— begin DATASET RECORDS —
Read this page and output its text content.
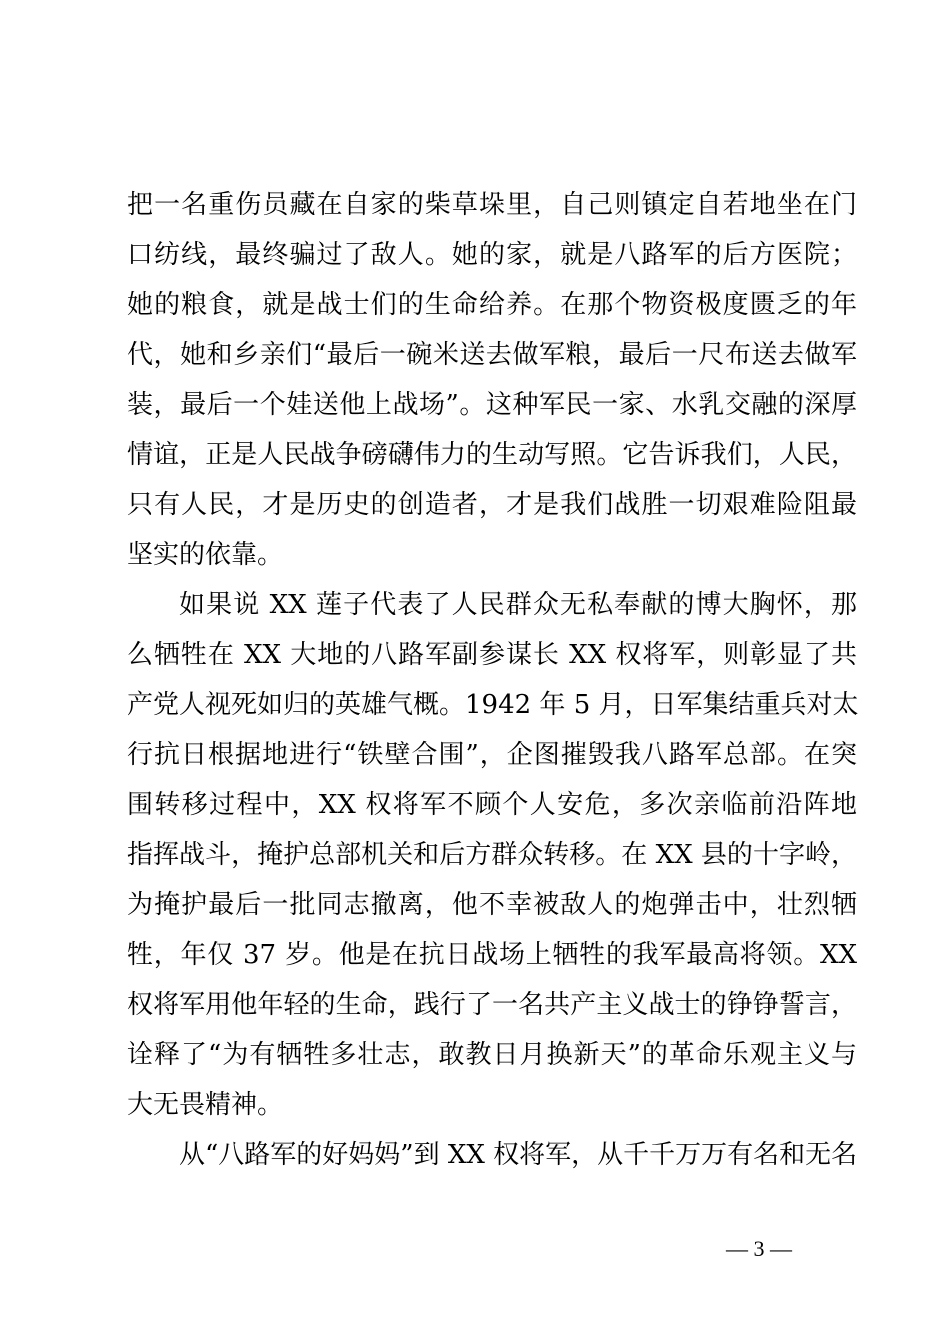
把一名重伤员藏在自家的柴草垛里，自己则镇定自若地坐在门
口纺线，最终骗过了敌人。她的家，就是八路军的后方医院；
她的粮食，就是战士们的生命给养。在那个物资极度匮乏的年
代，她和乡亲们“最后一碗米送去做军粮，最后一尺布送去做军
装，最后一个娃送他上战场”。这种军民一家、水乳交融的深厚
情谊，正是人民战争磅礴伟力的生动写照。它告诉我们，人民，
只有人民，才是历史的创造者，才是我们战胜一切艰难险阻最
坚实的依靠。
如果说 XX 莲子代表了人民群众无私奉献的博大胸怀，那
么牺牲在 XX 大地的八路军副参谋长 XX 权将军，则彰显了共
产党人视死如归的英雄气概。1942 年 5 月，日军集结重兵对太
行抗日根据地进行“铁壁合围”，企图摧毁我八路军总部。在突
围转移过程中，XX 权将军不顾个人安危，多次亲临前沿阵地
指挥战斗，掩护总部机关和后方群众转移。在 XX 县的十字岭，
为掩护最后一批同志撤离，他不幸被敌人的炮弹击中，壮烈牺
牲，年仅 37 岁。他是在抗日战场上牺牲的我军最高将领。XX
权将军用他年轻的生命，践行了一名共产主义战士的铮铮誓言，
诠释了“为有牺牲多壮志，敢教日月换新天”的革命乐观主义与
大无畏精神。
从“八路军的好妈妈”到 XX 权将军，从千千万万有名和无名
— 3 —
— end DATASET RECORDS —
GOAL: Reproduce the data above in full, exactly as it is, with the pictures left out.

SOLUTION:
Read this page and output its text content.
把一名重伤员藏在自家的柴草垛里，自己则镇定自若地坐在门
口纺线，最终骗过了敌人。她的家，就是八路军的后方医院；
她的粮食，就是战士们的生命给养。在那个物资极度匮乏的年
代，她和乡亲们“最后一碗米送去做军粮，最后一尺布送去做军
装，最后一个娃送他上战场”。这种军民一家、水乳交融的深厚
情谊，正是人民战争磅礴伟力的生动写照。它告诉我们，人民，
只有人民，才是历史的创造者，才是我们战胜一切艰难险阻最
坚实的依靠。
如果说 XX 莲子代表了人民群众无私奉献的博大胸怀，那
么牺牲在 XX 大地的八路军副参谋长 XX 权将军，则彰显了共
产党人视死如归的英雄气概。1942 年 5 月，日军集结重兵对太
行抗日根据地进行“铁壁合围”，企图摧毁我八路军总部。在突
围转移过程中，XX 权将军不顾个人安危，多次亲临前沿阵地
指挥战斗，掩护总部机关和后方群众转移。在 XX 县的十字岭，
为掩护最后一批同志撤离，他不幸被敌人的炮弹击中，壮烈牺
牲，年仅 37 岁。他是在抗日战场上牺牲的我军最高将领。XX
权将军用他年轻的生命，践行了一名共产主义战士的铮铮誓言，
诠释了“为有牺牲多壮志，敢教日月换新天”的革命乐观主义与
大无畏精神。
从“八路军的好妈妈”到 XX 权将军，从千千万万有名和无名
— 3 —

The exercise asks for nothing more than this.